++++ EXERCISE DATA

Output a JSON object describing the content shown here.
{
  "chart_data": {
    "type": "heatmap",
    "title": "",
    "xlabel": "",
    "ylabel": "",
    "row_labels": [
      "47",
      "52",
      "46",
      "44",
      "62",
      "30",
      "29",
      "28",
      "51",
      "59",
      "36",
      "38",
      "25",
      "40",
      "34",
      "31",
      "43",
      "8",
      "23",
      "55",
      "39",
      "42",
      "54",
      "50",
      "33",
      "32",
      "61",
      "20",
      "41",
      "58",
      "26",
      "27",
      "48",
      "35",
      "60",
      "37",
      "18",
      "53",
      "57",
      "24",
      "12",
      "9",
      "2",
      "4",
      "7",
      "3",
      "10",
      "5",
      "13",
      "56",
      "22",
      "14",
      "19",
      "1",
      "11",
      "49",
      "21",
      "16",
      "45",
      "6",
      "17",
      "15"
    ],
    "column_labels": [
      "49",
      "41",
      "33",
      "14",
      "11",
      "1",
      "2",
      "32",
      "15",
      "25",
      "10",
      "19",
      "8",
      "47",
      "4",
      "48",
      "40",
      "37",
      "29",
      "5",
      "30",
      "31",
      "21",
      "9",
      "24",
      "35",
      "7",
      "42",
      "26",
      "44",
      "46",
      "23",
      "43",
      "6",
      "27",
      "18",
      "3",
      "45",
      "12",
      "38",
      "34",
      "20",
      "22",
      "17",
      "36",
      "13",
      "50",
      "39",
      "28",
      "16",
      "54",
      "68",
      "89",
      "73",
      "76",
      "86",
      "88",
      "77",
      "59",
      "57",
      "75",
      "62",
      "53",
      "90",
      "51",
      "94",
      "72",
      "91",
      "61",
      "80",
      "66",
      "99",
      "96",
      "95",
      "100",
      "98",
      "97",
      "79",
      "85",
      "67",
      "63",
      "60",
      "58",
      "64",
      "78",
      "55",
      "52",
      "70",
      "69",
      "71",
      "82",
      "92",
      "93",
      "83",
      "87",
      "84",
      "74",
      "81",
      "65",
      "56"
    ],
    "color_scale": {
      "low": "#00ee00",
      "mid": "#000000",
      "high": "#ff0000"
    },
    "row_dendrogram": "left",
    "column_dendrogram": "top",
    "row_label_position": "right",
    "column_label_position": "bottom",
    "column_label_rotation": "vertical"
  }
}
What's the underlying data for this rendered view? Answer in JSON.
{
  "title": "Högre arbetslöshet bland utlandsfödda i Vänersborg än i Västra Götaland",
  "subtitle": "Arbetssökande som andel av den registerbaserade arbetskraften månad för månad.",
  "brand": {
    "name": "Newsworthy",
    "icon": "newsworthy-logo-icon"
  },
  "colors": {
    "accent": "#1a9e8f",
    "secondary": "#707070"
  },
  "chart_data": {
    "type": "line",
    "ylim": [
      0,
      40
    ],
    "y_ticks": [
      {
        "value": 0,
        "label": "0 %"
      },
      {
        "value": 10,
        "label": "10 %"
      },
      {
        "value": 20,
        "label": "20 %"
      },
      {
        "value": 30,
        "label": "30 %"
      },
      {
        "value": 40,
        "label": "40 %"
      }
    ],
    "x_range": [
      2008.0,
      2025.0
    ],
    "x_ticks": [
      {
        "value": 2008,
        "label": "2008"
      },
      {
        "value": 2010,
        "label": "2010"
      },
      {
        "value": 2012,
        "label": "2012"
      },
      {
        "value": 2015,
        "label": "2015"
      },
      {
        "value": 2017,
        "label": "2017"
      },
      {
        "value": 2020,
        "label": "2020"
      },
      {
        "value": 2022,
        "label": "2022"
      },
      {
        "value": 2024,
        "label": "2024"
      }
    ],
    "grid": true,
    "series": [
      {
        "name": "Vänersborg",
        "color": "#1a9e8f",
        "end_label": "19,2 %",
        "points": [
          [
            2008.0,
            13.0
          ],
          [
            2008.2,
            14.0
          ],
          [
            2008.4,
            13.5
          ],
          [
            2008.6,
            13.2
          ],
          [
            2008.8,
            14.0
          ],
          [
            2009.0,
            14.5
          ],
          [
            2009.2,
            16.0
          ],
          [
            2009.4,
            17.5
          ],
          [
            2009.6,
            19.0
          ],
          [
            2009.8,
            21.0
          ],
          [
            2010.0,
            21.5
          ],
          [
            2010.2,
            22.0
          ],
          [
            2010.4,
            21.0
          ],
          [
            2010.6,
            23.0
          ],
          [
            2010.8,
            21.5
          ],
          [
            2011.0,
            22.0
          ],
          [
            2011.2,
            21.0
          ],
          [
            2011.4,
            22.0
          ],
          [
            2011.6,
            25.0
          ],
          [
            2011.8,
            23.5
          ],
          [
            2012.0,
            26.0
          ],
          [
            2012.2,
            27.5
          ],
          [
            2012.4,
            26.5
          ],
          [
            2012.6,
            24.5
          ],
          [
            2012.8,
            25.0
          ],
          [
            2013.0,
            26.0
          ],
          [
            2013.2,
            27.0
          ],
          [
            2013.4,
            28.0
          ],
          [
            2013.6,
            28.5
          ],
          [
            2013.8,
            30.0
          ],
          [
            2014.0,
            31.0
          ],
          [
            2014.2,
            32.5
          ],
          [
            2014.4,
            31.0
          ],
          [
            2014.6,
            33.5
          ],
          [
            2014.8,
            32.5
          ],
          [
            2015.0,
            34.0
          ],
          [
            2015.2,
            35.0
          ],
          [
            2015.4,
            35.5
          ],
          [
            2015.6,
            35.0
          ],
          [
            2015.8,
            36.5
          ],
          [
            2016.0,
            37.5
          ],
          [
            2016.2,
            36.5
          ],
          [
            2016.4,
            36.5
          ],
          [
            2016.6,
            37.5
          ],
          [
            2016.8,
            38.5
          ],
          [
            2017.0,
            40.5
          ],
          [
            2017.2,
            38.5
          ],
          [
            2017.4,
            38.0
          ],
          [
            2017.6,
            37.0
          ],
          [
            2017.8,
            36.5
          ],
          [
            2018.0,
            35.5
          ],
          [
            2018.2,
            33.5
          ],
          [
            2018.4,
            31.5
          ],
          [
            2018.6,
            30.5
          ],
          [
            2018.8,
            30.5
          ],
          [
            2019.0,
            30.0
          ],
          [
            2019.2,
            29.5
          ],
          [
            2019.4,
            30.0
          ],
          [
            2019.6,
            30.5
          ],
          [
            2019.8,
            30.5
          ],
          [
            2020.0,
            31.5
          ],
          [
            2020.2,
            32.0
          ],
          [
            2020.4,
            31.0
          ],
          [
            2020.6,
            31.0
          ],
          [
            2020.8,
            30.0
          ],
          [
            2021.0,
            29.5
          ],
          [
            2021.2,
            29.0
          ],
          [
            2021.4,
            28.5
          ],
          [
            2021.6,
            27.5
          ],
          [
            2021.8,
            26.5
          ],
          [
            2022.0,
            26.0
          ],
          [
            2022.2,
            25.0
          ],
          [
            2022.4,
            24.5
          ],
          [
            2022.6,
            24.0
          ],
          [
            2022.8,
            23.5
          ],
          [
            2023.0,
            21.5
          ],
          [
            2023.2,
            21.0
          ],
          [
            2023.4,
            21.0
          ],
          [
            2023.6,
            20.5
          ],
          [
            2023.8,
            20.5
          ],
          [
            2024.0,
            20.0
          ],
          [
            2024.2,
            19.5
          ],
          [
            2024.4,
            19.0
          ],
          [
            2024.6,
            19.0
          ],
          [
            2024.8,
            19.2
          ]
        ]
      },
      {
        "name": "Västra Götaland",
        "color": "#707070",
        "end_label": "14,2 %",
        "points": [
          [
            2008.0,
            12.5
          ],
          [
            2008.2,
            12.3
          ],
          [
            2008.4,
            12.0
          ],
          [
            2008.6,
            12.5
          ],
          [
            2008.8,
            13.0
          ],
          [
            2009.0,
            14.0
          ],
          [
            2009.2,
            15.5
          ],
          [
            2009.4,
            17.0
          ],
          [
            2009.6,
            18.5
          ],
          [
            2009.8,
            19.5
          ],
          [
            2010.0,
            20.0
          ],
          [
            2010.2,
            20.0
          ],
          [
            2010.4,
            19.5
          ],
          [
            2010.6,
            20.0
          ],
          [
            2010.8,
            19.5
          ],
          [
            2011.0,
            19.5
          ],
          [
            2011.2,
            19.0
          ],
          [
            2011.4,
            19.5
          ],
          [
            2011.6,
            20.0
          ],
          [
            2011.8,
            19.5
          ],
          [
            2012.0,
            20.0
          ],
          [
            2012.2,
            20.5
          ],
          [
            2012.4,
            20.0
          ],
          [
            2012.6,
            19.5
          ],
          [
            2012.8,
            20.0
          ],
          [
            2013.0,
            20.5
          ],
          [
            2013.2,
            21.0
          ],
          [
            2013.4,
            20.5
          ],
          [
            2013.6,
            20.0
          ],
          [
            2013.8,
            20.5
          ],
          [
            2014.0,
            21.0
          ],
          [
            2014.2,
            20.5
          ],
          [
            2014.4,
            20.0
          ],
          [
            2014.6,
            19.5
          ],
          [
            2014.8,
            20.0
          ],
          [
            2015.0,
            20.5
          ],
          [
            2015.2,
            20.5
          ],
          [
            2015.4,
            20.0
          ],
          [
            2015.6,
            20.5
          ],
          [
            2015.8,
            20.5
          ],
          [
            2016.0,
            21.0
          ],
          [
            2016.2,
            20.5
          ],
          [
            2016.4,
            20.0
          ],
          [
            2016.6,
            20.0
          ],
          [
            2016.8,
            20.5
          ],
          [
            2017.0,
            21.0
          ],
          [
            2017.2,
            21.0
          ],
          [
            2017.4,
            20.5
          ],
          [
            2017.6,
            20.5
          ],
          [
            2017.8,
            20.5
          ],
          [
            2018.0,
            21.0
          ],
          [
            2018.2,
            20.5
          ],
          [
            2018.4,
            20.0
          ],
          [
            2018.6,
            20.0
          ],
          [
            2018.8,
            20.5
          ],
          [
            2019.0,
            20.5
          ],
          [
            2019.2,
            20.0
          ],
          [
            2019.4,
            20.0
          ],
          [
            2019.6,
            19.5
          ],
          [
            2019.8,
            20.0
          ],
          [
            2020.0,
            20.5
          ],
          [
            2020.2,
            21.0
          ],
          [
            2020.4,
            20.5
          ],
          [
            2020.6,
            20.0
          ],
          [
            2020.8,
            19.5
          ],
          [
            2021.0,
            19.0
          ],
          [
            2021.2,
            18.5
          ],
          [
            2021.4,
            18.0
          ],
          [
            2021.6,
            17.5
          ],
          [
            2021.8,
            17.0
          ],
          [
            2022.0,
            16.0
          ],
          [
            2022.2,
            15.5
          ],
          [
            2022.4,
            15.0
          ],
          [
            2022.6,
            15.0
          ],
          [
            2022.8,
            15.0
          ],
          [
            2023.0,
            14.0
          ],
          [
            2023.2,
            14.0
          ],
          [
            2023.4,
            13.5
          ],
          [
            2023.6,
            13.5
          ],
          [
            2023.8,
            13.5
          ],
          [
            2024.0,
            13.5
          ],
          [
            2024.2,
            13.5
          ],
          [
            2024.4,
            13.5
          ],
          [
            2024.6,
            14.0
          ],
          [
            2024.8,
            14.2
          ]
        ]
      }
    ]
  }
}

++++++++

_REQUIRED TASK_: What is the number of lines in the listing that include the word "Västra"? Give that number and nothing else.

_RESULT_: 2